EXERCISE REQUIREMENTS —
Find the string "Tausend" in the records and copy each line where it occurs.

ENTRIES SUPPLIED —

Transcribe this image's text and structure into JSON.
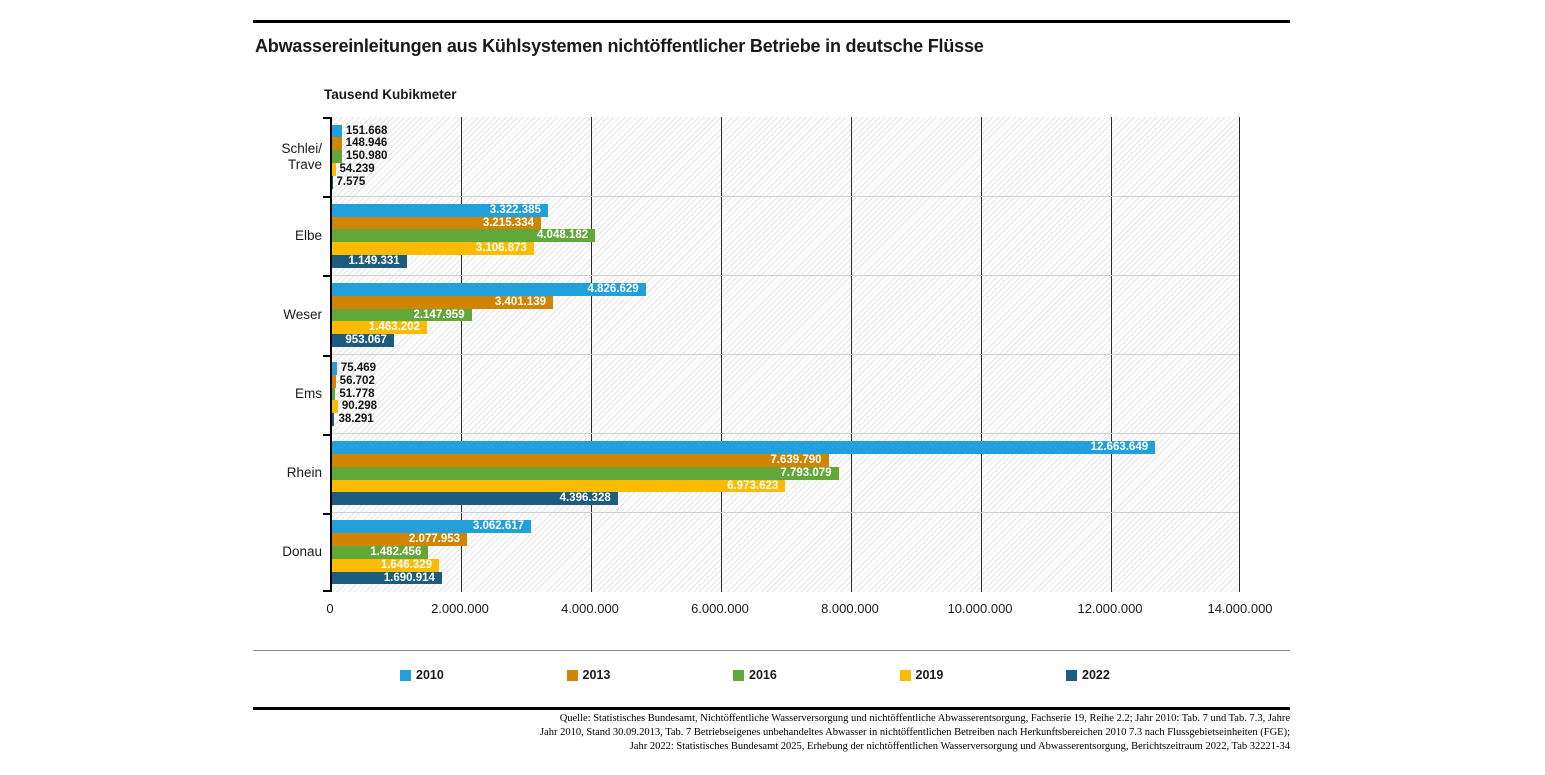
{
  "header": {
    "title": "Abwassereinleitungen aus Kühlsystemen nichtöffentlicher Betriebe in deutsche Flüsse",
    "axis_unit_label": "Tausend Kubikmeter"
  },
  "chart_data": {
    "type": "bar",
    "orientation": "horizontal",
    "title": "Abwassereinleitungen aus Kühlsystemen nichtöffentlicher Betriebe in deutsche Flüsse",
    "xlabel": "Tausend Kubikmeter",
    "ylabel": "",
    "xlim": [
      0,
      14000000
    ],
    "grid": "vertical",
    "legend_position": "bottom",
    "categories": [
      "Schlei/Trave",
      "Elbe",
      "Weser",
      "Ems",
      "Rhein",
      "Donau"
    ],
    "category_label_lines": [
      [
        "Schlei/",
        "Trave"
      ],
      [
        "Elbe"
      ],
      [
        "Weser"
      ],
      [
        "Ems"
      ],
      [
        "Rhein"
      ],
      [
        "Donau"
      ]
    ],
    "series": [
      {
        "name": "2010",
        "color": "#22A0DB",
        "values": [
          151668,
          3322385,
          4826629,
          75469,
          12663649,
          3062617
        ]
      },
      {
        "name": "2013",
        "color": "#D18400",
        "values": [
          148946,
          3215334,
          3401139,
          56702,
          7639790,
          2077953
        ]
      },
      {
        "name": "2016",
        "color": "#61A838",
        "values": [
          150980,
          4048182,
          2147959,
          51778,
          7793079,
          1482456
        ]
      },
      {
        "name": "2019",
        "color": "#FBBB00",
        "values": [
          54239,
          3106873,
          1463202,
          90298,
          6973623,
          1646329
        ]
      },
      {
        "name": "2022",
        "color": "#1D5C7F",
        "values": [
          7575,
          1149331,
          953067,
          38291,
          4396328,
          1690914
        ]
      }
    ],
    "x_ticks": [
      {
        "label": "0",
        "value": 0
      },
      {
        "label": "2.000.000",
        "value": 2000000
      },
      {
        "label": "4.000.000",
        "value": 4000000
      },
      {
        "label": "6.000.000",
        "value": 6000000
      },
      {
        "label": "8.000.000",
        "value": 8000000
      },
      {
        "label": "10.000.000",
        "value": 10000000
      },
      {
        "label": "12.000.000",
        "value": 12000000
      },
      {
        "label": "14.000.000",
        "value": 14000000
      }
    ]
  },
  "source": {
    "lines": [
      "Quelle: Statistisches Bundesamt, Nichtöffentliche Wasserversorgung und nichtöffentliche Abwasserentsorgung,  Fachserie 19, Reihe 2.2; Jahr 2010: Tab. 7 und Tab. 7.3, Jahre",
      "Jahr 2010, Stand 30.09.2013, Tab. 7 Betriebseigenes unbehandeltes Abwasser in nichtöffentlichen Betreiben nach Herkunftsbereichen 2010 7.3 nach Flussgebietseinheiten (FGE);",
      "Jahr 2022: Statistisches Bundesamt 2025, Erhebung der nichtöffentlichen Wasserversorgung und Abwasserentsorgung, Berichtszeitraum 2022, Tab 32221-34"
    ]
  }
}
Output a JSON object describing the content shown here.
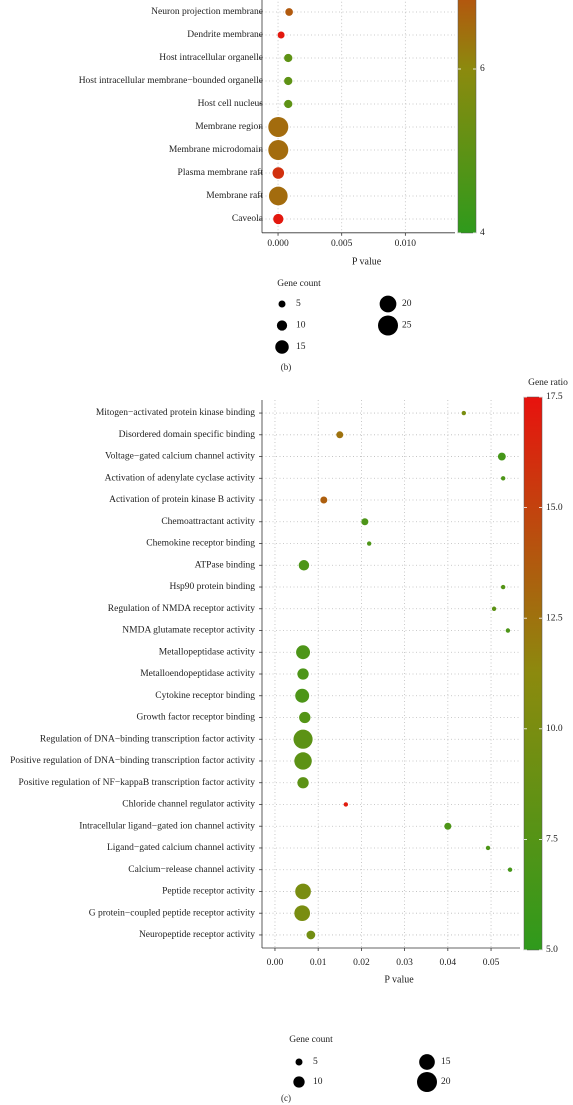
{
  "chart_data": [
    {
      "type": "scatter",
      "categories": [
        "Neuron projection membrane",
        "Dendrite membrane",
        "Host intracellular organelle",
        "Host intracellular membrane−bounded organelle",
        "Host cell nucleus",
        "Membrane region",
        "Membrane microdomain",
        "Plasma membrane raft",
        "Membrane raft",
        "Caveola"
      ],
      "values": [
        0.00087,
        0.00024,
        0.0008,
        0.0008,
        0.0008,
        2e-05,
        2e-05,
        2e-05,
        2e-05,
        2e-05
      ],
      "sizes": [
        6,
        5,
        7,
        7,
        7,
        25,
        25,
        12,
        23,
        10
      ],
      "color_values": [
        6.8,
        7.9,
        5.0,
        5.0,
        5.0,
        6.5,
        6.5,
        7.5,
        6.5,
        7.9
      ],
      "xlim": [
        -0.00126,
        0.0139
      ],
      "xticks": [
        {
          "value": 0,
          "label": "0.000"
        },
        0.005,
        {
          "value": 0.01,
          "label": "0.010"
        }
      ],
      "xlabel": "P value",
      "clim": [
        4,
        8
      ],
      "cticks": [
        4,
        6
      ],
      "color_scale": [
        "#2f9a1c",
        "#8c8a0e",
        "#e8120e"
      ],
      "size_legend": {
        "title": "Gene count",
        "values": [
          5,
          10,
          15,
          20,
          25
        ]
      },
      "grid": true,
      "caption": "(b)"
    },
    {
      "type": "scatter",
      "categories": [
        "Mitogen−activated protein kinase binding",
        "Disordered domain specific binding",
        "Voltage−gated calcium channel activity",
        "Activation of adenylate cyclase activity",
        "Activation of protein kinase B activity",
        "Chemoattractant activity",
        "Chemokine receptor binding",
        "ATPase binding",
        "Hsp90 protein binding",
        "Regulation of NMDA receptor activity",
        "NMDA glutamate receptor activity",
        "Metallopeptidase activity",
        "Metalloendopeptidase activity",
        "Cytokine receptor binding",
        "Growth factor receptor binding",
        "Regulation of DNA−binding transcription factor activity",
        "Positive regulation of DNA−binding transcription factor activity",
        "Positive regulation of NF−kappaB transcription factor activity",
        "Chloride channel regulator activity",
        "Intracellular ligand−gated ion channel activity",
        "Ligand−gated calcium channel activity",
        "Calcium−release channel activity",
        "Peptide receptor activity",
        "G protein−coupled peptide receptor activity",
        "Neuropeptide receptor activity"
      ],
      "values": [
        0.0437,
        0.015,
        0.0525,
        0.0528,
        0.0113,
        0.0208,
        0.0218,
        0.0067,
        0.0528,
        0.0507,
        0.0539,
        0.0065,
        0.0065,
        0.0063,
        0.0069,
        0.0065,
        0.0065,
        0.0065,
        0.0164,
        0.04,
        0.0493,
        0.0544,
        0.0065,
        0.0063,
        0.0083
      ],
      "sizes": [
        2,
        5,
        6,
        2,
        5,
        5,
        2,
        9,
        2,
        2,
        2,
        13,
        10,
        13,
        10,
        19,
        17,
        10,
        2,
        5,
        2,
        2,
        15,
        15,
        7
      ],
      "color_values": [
        10,
        12.5,
        6.5,
        7,
        13.5,
        7,
        7,
        7,
        7.5,
        8,
        7,
        7,
        7,
        7,
        7.5,
        8,
        8,
        8,
        17,
        7,
        7,
        6.5,
        10,
        10,
        9.5
      ],
      "xlim": [
        -0.003,
        0.0567
      ],
      "xticks": [
        {
          "value": 0,
          "label": "0.00"
        },
        0.01,
        0.02,
        0.03,
        0.04,
        0.05
      ],
      "xlabel": "P value",
      "clim": [
        5,
        17.5
      ],
      "cticks": [
        {
          "value": 5,
          "label": "5.0"
        },
        7.5,
        {
          "value": 10,
          "label": "10.0"
        },
        12.5,
        {
          "value": 15,
          "label": "15.0"
        },
        17.5
      ],
      "color_title": "Gene ratio",
      "color_scale": [
        "#2f9a1c",
        "#8c8a0e",
        "#e8120e"
      ],
      "size_legend": {
        "title": "Gene count",
        "values": [
          5,
          10,
          15,
          20
        ]
      },
      "grid": true,
      "caption": "(c)"
    }
  ]
}
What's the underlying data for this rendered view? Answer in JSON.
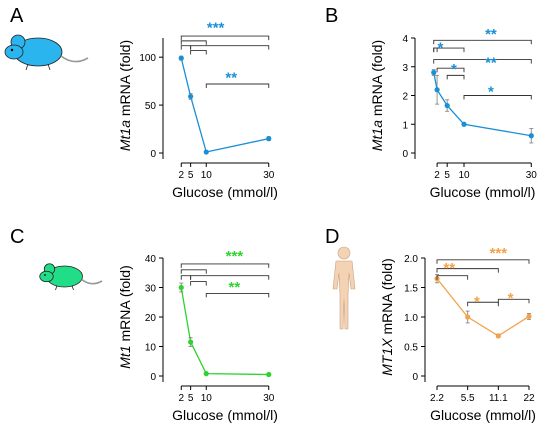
{
  "colors": {
    "A": "#1a8fd6",
    "B": "#1a8fd6",
    "C": "#2dd42d",
    "D": "#f4a24a",
    "axis": "#000000",
    "bracket": "#333333",
    "error": "#888888"
  },
  "chart_data": [
    {
      "panel_label": "A",
      "type": "line",
      "icon": "mouse-icon",
      "icon_color": "#2ab5ee",
      "xlabel": "Glucose (mmol/l)",
      "ylabel_gene": "Mt1a",
      "ylabel_rest": " mRNA (fold)",
      "ylabel_italic_gene": true,
      "x": [
        2,
        5,
        10,
        30
      ],
      "x_ticks": [
        "2",
        "5",
        "10",
        "30"
      ],
      "x_scale": "linear",
      "xlim": [
        0,
        32
      ],
      "ylim": [
        0,
        120
      ],
      "y_ticks": [
        0,
        50,
        100
      ],
      "series": [
        {
          "values": [
            99,
            59,
            1,
            15
          ],
          "errors": [
            2,
            3,
            1,
            2
          ]
        }
      ],
      "annotations": [
        {
          "text": "***",
          "x": 13,
          "y": 132,
          "size": 15
        },
        {
          "text": "**",
          "x": 18,
          "y": 80,
          "size": 15
        }
      ]
    },
    {
      "panel_label": "B",
      "type": "line",
      "icon": "",
      "xlabel": "Glucose (mmol/l)",
      "ylabel_gene": "Mt1a",
      "ylabel_rest": " mRNA (fold)",
      "ylabel_italic_gene": true,
      "x": [
        1,
        2,
        5,
        10,
        30
      ],
      "x_ticks": [
        "2",
        "5",
        "10",
        "30"
      ],
      "x_tick_values": [
        2,
        5,
        10,
        30
      ],
      "x_scale": "linear",
      "xlim": [
        -1,
        32
      ],
      "ylim": [
        0,
        4
      ],
      "y_ticks": [
        0,
        1,
        2,
        3,
        4
      ],
      "series": [
        {
          "values": [
            2.8,
            2.2,
            1.65,
            1.0,
            0.6
          ],
          "errors": [
            0.1,
            0.5,
            0.2,
            0.05,
            0.25
          ]
        }
      ],
      "annotations": [
        {
          "text": "**",
          "x": 18,
          "y": 4.18,
          "size": 15
        },
        {
          "text": "*",
          "x": 3,
          "y": 3.7,
          "size": 15
        },
        {
          "text": "**",
          "x": 18,
          "y": 3.18,
          "size": 15
        },
        {
          "text": "*",
          "x": 7,
          "y": 2.95,
          "size": 15
        },
        {
          "text": "*",
          "x": 18,
          "y": 2.18,
          "size": 15
        }
      ]
    },
    {
      "panel_label": "C",
      "type": "line",
      "icon": "mouse-icon",
      "icon_color": "#22dd88",
      "xlabel": "Glucose (mmol/l)",
      "ylabel_gene": "Mt1",
      "ylabel_rest": " mRNA (fold)",
      "ylabel_italic_gene": true,
      "x": [
        2,
        5,
        10,
        30
      ],
      "x_ticks": [
        "2",
        "5",
        "10",
        "30"
      ],
      "x_scale": "linear",
      "xlim": [
        0,
        32
      ],
      "ylim": [
        0,
        40
      ],
      "y_ticks": [
        0,
        10,
        20,
        30,
        40
      ],
      "series": [
        {
          "values": [
            30,
            11.5,
            0.8,
            0.5
          ],
          "errors": [
            1.5,
            1.5,
            0.3,
            0.3
          ]
        }
      ],
      "annotations": [
        {
          "text": "***",
          "x": 19,
          "y": 41,
          "size": 15
        },
        {
          "text": "**",
          "x": 19,
          "y": 30.5,
          "size": 15
        }
      ]
    },
    {
      "panel_label": "D",
      "type": "line",
      "icon": "human-icon",
      "icon_color": "#f4d3b4",
      "xlabel": "Glucose (mmol/l)",
      "ylabel_gene": "MT1X",
      "ylabel_rest": " mRNA (fold)",
      "ylabel_italic_gene": true,
      "x": [
        2.2,
        5.5,
        11.1,
        22
      ],
      "x_ticks": [
        "2.2",
        "5.5",
        "11.1",
        "22"
      ],
      "x_scale": "category",
      "ylim": [
        0,
        2.0
      ],
      "y_ticks": [
        0,
        0.5,
        1.0,
        1.5,
        2.0
      ],
      "y_tick_labels": [
        "0",
        "0.5",
        "1.0",
        "1.5",
        "2.0"
      ],
      "series": [
        {
          "values": [
            1.65,
            1.0,
            0.68,
            1.01
          ],
          "errors": [
            0.07,
            0.1,
            0.03,
            0.05
          ]
        }
      ],
      "annotations": [
        {
          "text": "***",
          "x": 2.0,
          "y": 2.1,
          "size": 15
        },
        {
          "text": "**",
          "x": 0.4,
          "y": 1.85,
          "size": 15
        },
        {
          "text": "*",
          "x": 1.3,
          "y": 1.28,
          "size": 15
        },
        {
          "text": "*",
          "x": 2.4,
          "y": 1.34,
          "size": 15
        }
      ]
    }
  ]
}
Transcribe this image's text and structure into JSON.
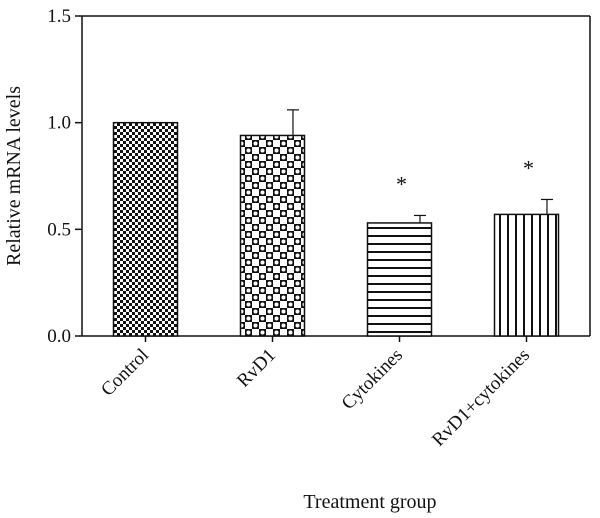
{
  "chart_data": {
    "type": "bar",
    "categories": [
      "Control",
      "RvD1",
      "Cytokines",
      "RvD1+cytokines"
    ],
    "values": [
      1.0,
      0.94,
      0.53,
      0.57
    ],
    "errors": [
      0.0,
      0.12,
      0.035,
      0.07
    ],
    "significance": [
      "",
      "",
      "*",
      "*"
    ],
    "patterns": [
      "fine-checker",
      "dotted-checker",
      "horizontal-lines",
      "vertical-lines"
    ],
    "xlabel": "Treatment group",
    "ylabel": "Relative mRNA levels",
    "ylim": [
      0,
      1.5
    ],
    "yticks": [
      "0.0",
      "0.5",
      "1.0",
      "1.5"
    ],
    "grid": false,
    "legend": "none"
  }
}
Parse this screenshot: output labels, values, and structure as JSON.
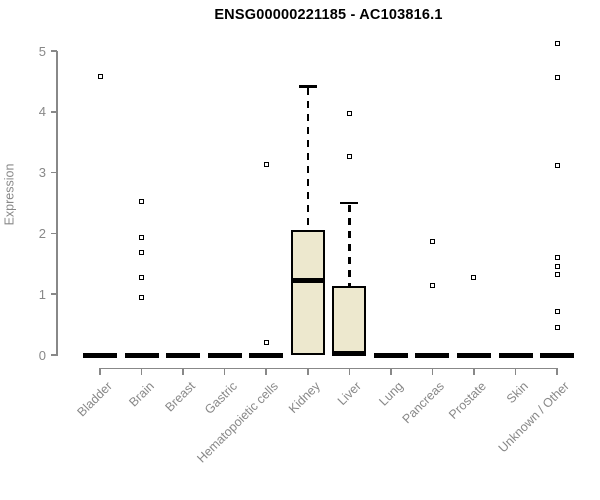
{
  "colors": {
    "box_fill": "#EDE8CE",
    "box_border": "#000000",
    "axis_line": "#888888",
    "axis_text": "#888888",
    "title_color": "#000000",
    "background": "#FFFFFF"
  },
  "chart_data": {
    "type": "boxplot",
    "title": "ENSG00000221185 - AC103816.1",
    "xlabel": "",
    "ylabel": "Expression",
    "ylim": [
      0,
      5
    ],
    "y_ticks": [
      0,
      1,
      2,
      3,
      4,
      5
    ],
    "grid": false,
    "legend": "none",
    "categories": [
      "Bladder",
      "Brain",
      "Breast",
      "Gastric",
      "Hematopoietic cells",
      "Kidney",
      "Liver",
      "Lung",
      "Pancreas",
      "Prostate",
      "Skin",
      "Unknown / Other"
    ],
    "series": [
      {
        "category": "Bladder",
        "whisker_low": 0,
        "q1": 0,
        "median": 0,
        "q3": 0,
        "whisker_high": 0,
        "outliers": [
          4.58
        ]
      },
      {
        "category": "Brain",
        "whisker_low": 0,
        "q1": 0,
        "median": 0,
        "q3": 0,
        "whisker_high": 0,
        "outliers": [
          2.52,
          1.94,
          1.68,
          1.28,
          0.95
        ]
      },
      {
        "category": "Breast",
        "whisker_low": 0,
        "q1": 0,
        "median": 0,
        "q3": 0,
        "whisker_high": 0,
        "outliers": []
      },
      {
        "category": "Gastric",
        "whisker_low": 0,
        "q1": 0,
        "median": 0,
        "q3": 0,
        "whisker_high": 0,
        "outliers": []
      },
      {
        "category": "Hematopoietic cells",
        "whisker_low": 0,
        "q1": 0,
        "median": 0,
        "q3": 0,
        "whisker_high": 0,
        "outliers": [
          3.14,
          0.2
        ]
      },
      {
        "category": "Kidney",
        "whisker_low": 0,
        "q1": 0,
        "median": 1.22,
        "q3": 2.06,
        "whisker_high": 4.42,
        "outliers": []
      },
      {
        "category": "Liver",
        "whisker_low": 0,
        "q1": 0,
        "median": 0.02,
        "q3": 1.13,
        "whisker_high": 2.5,
        "outliers": [
          3.98,
          3.27
        ]
      },
      {
        "category": "Lung",
        "whisker_low": 0,
        "q1": 0,
        "median": 0,
        "q3": 0,
        "whisker_high": 0,
        "outliers": []
      },
      {
        "category": "Pancreas",
        "whisker_low": 0,
        "q1": 0,
        "median": 0,
        "q3": 0,
        "whisker_high": 0,
        "outliers": [
          1.87,
          1.14
        ]
      },
      {
        "category": "Prostate",
        "whisker_low": 0,
        "q1": 0,
        "median": 0,
        "q3": 0,
        "whisker_high": 0,
        "outliers": [
          1.27
        ]
      },
      {
        "category": "Skin",
        "whisker_low": 0,
        "q1": 0,
        "median": 0,
        "q3": 0,
        "whisker_high": 0,
        "outliers": []
      },
      {
        "category": "Unknown / Other",
        "whisker_low": 0,
        "q1": 0,
        "median": 0,
        "q3": 0,
        "whisker_high": 0,
        "outliers": [
          5.13,
          4.57,
          3.11,
          1.61,
          1.46,
          1.33,
          0.72,
          0.46
        ]
      }
    ]
  }
}
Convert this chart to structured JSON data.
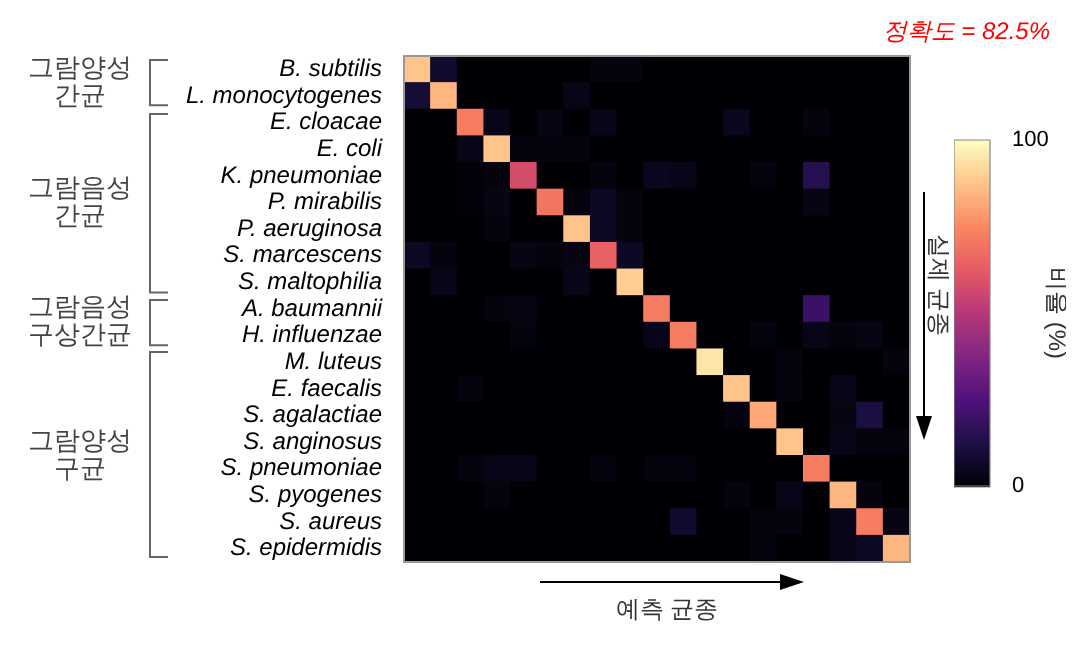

RESULT OF THIS EXERCISE —
    "axis_unit_label": "Tausend Kubikmeter"
    "xlabel": "Tausend Kubikmeter",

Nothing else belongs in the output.